_Your goal_
Each line of the data that includes the string "Animation" is to be copied out.

_Material provided_

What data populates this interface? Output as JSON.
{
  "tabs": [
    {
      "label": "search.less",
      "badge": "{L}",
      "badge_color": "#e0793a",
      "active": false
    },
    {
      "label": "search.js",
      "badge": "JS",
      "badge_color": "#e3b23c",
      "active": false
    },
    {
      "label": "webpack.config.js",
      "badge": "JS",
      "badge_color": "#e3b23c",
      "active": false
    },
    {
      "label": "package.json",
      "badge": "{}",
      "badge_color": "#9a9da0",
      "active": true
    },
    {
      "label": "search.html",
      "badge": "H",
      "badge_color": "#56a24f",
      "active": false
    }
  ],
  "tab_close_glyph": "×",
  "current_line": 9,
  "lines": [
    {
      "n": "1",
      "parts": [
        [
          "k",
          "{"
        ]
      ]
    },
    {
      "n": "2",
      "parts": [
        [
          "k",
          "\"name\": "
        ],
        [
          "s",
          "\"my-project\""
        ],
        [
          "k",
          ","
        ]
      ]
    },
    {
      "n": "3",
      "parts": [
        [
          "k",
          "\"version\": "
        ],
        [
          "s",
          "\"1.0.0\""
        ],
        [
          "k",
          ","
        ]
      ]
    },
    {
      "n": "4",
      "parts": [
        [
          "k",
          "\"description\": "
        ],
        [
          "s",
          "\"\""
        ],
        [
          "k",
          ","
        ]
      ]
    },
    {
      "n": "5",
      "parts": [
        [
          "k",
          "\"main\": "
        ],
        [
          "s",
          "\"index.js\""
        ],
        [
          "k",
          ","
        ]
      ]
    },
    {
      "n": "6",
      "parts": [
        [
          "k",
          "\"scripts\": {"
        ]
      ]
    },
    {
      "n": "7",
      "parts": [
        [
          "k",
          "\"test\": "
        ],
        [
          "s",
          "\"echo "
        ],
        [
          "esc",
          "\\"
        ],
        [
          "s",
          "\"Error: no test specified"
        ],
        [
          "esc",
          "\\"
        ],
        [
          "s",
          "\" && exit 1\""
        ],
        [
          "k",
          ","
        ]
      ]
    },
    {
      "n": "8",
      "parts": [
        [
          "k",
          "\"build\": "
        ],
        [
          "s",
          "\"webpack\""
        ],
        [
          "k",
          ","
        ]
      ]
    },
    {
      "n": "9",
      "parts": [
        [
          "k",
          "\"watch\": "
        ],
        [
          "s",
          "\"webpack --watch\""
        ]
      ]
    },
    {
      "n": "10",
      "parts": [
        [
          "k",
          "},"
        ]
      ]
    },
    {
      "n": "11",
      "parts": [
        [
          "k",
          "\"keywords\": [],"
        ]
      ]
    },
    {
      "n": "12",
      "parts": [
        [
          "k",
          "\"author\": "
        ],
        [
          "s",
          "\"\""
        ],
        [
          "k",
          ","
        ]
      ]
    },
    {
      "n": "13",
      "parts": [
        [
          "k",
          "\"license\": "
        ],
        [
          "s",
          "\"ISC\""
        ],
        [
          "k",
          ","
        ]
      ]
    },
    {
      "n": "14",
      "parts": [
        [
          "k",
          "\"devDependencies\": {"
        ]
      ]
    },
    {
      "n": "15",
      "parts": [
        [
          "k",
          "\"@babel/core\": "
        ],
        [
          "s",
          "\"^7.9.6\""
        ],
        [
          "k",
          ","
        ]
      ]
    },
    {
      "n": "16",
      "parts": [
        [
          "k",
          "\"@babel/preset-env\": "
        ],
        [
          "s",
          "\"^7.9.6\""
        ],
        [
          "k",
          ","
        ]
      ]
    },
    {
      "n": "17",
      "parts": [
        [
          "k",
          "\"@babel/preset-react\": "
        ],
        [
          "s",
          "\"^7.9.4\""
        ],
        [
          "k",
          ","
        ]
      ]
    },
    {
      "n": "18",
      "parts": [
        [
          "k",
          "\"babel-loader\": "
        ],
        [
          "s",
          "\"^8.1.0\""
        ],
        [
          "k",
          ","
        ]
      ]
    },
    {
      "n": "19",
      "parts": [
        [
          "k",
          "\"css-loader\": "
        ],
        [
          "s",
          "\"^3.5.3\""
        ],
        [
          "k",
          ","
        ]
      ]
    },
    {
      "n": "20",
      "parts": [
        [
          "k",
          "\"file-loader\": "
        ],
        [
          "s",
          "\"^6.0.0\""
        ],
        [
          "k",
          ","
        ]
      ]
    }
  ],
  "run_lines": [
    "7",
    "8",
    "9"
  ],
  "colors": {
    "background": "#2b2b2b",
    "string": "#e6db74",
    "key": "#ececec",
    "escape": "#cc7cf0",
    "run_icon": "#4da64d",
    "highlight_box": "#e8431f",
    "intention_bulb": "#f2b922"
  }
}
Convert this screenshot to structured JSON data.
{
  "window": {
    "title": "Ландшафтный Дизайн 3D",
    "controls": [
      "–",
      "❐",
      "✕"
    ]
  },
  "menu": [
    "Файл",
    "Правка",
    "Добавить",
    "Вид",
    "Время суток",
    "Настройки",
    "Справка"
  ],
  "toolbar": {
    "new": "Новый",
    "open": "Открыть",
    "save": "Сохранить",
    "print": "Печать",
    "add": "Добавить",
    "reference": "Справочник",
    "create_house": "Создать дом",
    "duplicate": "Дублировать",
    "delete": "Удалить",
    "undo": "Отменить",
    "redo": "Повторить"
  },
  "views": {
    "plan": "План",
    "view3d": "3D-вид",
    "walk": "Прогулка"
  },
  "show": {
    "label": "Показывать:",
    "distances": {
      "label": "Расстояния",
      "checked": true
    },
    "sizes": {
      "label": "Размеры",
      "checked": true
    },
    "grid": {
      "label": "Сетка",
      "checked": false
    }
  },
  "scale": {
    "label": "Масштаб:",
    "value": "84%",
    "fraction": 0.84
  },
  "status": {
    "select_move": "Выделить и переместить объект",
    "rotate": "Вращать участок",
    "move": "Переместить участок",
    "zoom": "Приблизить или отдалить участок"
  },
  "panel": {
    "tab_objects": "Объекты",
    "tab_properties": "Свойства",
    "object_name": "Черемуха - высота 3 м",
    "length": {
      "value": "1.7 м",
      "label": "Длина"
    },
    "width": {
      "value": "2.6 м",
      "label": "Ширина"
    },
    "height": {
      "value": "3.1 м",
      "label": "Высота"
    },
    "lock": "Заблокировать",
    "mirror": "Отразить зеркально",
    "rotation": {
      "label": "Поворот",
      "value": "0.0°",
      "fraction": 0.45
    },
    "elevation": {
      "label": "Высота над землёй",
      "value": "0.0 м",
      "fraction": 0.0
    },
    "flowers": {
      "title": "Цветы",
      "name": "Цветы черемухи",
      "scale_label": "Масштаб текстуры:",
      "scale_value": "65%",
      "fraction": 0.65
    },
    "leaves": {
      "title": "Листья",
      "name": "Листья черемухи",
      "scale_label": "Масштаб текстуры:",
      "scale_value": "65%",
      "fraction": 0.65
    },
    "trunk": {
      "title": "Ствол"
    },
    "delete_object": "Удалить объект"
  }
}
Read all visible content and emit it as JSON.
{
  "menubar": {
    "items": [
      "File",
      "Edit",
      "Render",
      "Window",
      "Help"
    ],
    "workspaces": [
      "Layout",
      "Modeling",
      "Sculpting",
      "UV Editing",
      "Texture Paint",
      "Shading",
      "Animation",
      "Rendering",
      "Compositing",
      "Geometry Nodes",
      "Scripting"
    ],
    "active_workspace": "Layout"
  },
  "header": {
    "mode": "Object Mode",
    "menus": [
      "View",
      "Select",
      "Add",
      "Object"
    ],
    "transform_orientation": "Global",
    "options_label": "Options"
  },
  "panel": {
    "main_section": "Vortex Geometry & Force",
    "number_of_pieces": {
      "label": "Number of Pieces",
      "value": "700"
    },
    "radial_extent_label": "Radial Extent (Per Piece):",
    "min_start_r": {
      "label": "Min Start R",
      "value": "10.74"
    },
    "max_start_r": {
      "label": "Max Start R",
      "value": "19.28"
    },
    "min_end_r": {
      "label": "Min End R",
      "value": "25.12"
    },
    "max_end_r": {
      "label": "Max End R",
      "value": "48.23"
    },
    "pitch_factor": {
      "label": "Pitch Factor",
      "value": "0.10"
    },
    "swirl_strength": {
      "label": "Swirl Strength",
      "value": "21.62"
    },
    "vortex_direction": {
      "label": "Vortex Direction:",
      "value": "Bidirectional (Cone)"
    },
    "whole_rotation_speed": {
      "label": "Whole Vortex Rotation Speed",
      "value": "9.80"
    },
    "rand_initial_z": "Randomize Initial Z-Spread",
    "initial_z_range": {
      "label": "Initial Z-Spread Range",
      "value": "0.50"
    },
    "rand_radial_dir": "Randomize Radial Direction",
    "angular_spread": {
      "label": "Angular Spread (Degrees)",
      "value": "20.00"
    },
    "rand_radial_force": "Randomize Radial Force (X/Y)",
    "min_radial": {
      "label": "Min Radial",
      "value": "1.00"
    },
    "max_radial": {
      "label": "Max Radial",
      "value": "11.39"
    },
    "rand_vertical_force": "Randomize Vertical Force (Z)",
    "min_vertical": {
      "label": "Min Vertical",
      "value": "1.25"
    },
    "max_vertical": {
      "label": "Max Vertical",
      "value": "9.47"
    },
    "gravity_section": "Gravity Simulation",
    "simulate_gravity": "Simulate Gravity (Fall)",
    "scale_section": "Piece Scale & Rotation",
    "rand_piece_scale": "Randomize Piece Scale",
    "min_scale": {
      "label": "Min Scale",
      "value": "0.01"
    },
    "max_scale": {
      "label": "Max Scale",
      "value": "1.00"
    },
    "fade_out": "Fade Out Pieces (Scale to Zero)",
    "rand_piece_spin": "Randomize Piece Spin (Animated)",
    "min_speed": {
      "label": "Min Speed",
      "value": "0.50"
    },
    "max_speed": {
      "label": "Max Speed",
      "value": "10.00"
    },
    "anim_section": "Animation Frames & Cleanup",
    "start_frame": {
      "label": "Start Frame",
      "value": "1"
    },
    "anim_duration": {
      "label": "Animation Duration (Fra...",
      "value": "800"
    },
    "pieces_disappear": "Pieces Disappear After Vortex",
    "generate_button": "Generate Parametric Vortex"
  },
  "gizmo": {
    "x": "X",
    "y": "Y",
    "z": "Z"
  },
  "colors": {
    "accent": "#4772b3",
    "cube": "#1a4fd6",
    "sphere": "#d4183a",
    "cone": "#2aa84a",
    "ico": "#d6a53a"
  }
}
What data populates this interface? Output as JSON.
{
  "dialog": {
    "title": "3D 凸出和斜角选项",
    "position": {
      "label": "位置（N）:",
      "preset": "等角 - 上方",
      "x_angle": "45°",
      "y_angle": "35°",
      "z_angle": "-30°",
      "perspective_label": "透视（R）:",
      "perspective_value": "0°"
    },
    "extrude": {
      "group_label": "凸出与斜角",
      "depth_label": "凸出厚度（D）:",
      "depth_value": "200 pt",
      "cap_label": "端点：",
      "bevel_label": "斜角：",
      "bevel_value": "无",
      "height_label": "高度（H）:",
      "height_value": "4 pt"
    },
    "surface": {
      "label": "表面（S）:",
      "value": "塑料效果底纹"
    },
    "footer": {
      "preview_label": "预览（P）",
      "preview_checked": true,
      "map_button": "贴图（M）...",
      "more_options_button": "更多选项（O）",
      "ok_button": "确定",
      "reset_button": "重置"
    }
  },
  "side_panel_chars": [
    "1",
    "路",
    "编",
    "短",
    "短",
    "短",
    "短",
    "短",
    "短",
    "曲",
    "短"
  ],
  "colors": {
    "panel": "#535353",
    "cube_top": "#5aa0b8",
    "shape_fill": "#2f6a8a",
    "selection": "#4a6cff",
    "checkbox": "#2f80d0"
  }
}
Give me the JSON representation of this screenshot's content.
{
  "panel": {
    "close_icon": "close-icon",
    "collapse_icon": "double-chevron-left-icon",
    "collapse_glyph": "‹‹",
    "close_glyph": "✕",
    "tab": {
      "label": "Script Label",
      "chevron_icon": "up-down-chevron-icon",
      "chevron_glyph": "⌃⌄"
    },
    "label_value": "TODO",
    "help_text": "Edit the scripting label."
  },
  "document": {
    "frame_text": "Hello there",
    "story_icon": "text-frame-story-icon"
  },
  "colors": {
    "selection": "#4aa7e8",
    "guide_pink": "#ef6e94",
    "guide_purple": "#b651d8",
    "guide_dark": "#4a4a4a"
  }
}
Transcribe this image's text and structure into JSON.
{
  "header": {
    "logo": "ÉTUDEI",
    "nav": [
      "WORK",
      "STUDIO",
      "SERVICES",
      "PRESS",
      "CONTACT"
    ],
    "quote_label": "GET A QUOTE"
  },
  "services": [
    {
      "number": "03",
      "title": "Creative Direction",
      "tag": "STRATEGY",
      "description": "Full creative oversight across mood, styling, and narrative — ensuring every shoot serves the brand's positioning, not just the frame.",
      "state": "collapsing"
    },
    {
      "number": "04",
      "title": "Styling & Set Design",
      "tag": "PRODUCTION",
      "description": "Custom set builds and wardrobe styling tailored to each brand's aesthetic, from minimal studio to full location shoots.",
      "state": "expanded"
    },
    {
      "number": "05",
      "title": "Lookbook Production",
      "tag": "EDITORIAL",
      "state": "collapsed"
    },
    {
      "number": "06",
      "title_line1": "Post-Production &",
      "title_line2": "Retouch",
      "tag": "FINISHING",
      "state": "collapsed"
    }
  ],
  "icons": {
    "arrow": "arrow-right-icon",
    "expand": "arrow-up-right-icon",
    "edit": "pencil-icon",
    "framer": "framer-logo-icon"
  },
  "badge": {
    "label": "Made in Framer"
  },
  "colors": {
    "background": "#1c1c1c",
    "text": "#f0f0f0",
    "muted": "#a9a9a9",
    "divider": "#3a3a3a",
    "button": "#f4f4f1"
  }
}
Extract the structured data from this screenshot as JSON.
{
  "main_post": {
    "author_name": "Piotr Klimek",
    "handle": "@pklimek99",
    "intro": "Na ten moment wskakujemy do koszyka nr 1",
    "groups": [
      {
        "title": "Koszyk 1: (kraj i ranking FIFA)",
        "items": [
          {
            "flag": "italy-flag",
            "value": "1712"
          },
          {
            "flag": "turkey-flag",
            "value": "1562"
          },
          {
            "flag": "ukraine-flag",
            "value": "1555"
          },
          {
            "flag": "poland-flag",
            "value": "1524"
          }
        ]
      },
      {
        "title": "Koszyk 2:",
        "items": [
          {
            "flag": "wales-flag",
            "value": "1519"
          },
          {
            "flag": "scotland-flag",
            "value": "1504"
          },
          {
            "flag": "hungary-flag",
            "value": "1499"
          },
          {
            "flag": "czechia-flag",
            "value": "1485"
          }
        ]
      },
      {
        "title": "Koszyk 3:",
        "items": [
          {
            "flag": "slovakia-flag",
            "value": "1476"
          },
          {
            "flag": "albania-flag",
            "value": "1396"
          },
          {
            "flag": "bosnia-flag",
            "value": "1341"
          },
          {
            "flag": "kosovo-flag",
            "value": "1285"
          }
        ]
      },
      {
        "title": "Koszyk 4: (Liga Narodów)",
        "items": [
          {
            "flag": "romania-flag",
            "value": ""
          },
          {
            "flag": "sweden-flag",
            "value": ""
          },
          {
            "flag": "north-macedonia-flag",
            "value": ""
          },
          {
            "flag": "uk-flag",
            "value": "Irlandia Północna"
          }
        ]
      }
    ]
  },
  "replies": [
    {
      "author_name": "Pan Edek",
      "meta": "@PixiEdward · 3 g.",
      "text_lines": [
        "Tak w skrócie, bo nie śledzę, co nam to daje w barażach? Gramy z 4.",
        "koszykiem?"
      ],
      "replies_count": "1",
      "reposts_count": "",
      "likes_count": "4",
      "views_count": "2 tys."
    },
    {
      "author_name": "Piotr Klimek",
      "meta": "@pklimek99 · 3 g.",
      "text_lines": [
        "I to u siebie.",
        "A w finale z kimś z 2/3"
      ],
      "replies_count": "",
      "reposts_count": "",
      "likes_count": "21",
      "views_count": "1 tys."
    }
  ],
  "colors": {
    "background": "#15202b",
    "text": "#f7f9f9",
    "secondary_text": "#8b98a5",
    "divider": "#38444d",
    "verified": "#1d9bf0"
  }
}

_Response_
      "Animation",
    "anim_section": "Animation Frames & Cleanup",
      "label": "Animation Duration (Fra...",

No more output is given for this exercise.